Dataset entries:

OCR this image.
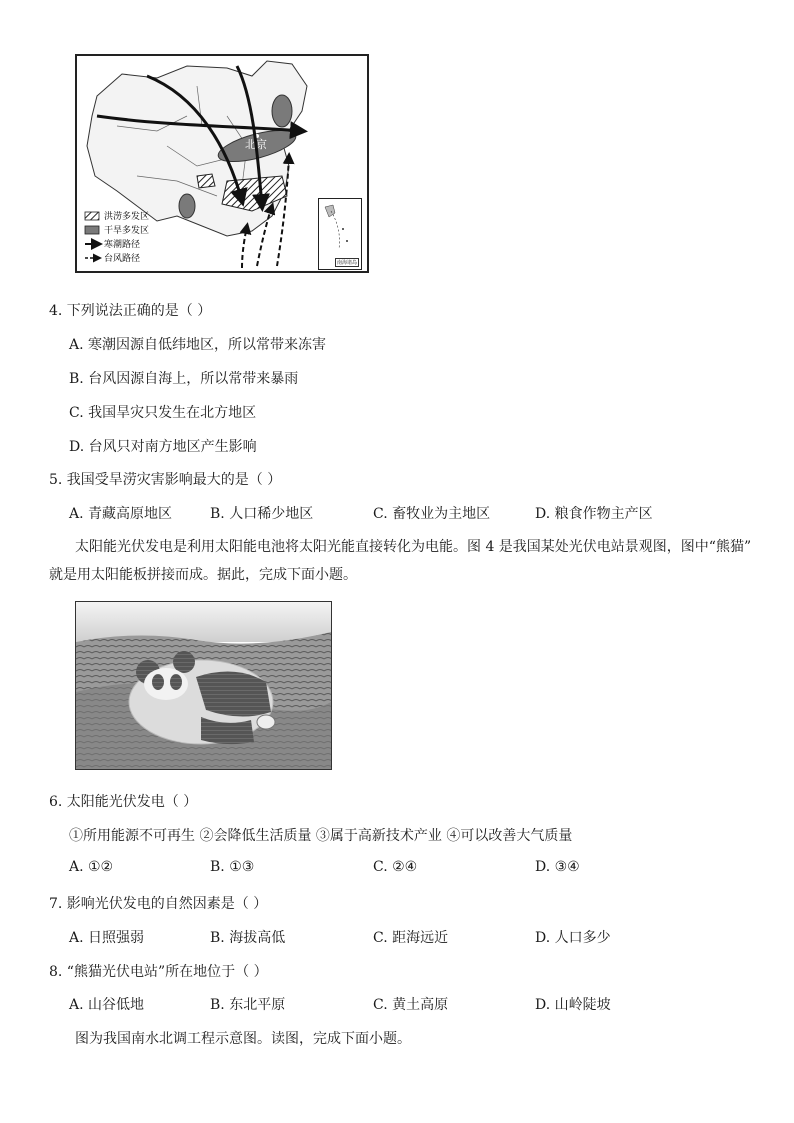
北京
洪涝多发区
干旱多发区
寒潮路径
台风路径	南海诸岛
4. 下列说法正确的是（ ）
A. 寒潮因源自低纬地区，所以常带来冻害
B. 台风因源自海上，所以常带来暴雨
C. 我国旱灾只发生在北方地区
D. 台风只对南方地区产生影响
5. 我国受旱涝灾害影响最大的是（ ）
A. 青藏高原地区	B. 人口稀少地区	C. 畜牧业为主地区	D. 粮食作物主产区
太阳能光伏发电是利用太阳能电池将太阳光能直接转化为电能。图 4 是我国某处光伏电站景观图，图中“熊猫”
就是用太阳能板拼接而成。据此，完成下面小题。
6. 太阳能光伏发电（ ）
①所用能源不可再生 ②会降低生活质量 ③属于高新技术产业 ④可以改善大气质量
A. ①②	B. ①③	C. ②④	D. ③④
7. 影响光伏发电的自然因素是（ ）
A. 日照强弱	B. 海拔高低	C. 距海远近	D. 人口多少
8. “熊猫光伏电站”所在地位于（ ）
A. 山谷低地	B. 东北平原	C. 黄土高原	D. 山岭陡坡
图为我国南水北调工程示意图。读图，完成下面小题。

▸ Your goal
Omit the pictures. Output every record above word for word.

▸ Answer to the exercise
OCR this image.
北京
洪涝多发区
干旱多发区
寒潮路径
台风路径	南海诸岛
4. 下列说法正确的是（ ）
A. 寒潮因源自低纬地区，所以常带来冻害
B. 台风因源自海上，所以常带来暴雨
C. 我国旱灾只发生在北方地区
D. 台风只对南方地区产生影响
5. 我国受旱涝灾害影响最大的是（ ）
A. 青藏高原地区	B. 人口稀少地区	C. 畜牧业为主地区	D. 粮食作物主产区
太阳能光伏发电是利用太阳能电池将太阳光能直接转化为电能。图 4 是我国某处光伏电站景观图，图中“熊猫”
就是用太阳能板拼接而成。据此，完成下面小题。
6. 太阳能光伏发电（ ）
①所用能源不可再生 ②会降低生活质量 ③属于高新技术产业 ④可以改善大气质量
A. ①②	B. ①③	C. ②④	D. ③④
7. 影响光伏发电的自然因素是（ ）
A. 日照强弱	B. 海拔高低	C. 距海远近	D. 人口多少
8. “熊猫光伏电站”所在地位于（ ）
A. 山谷低地	B. 东北平原	C. 黄土高原	D. 山岭陡坡
图为我国南水北调工程示意图。读图，完成下面小题。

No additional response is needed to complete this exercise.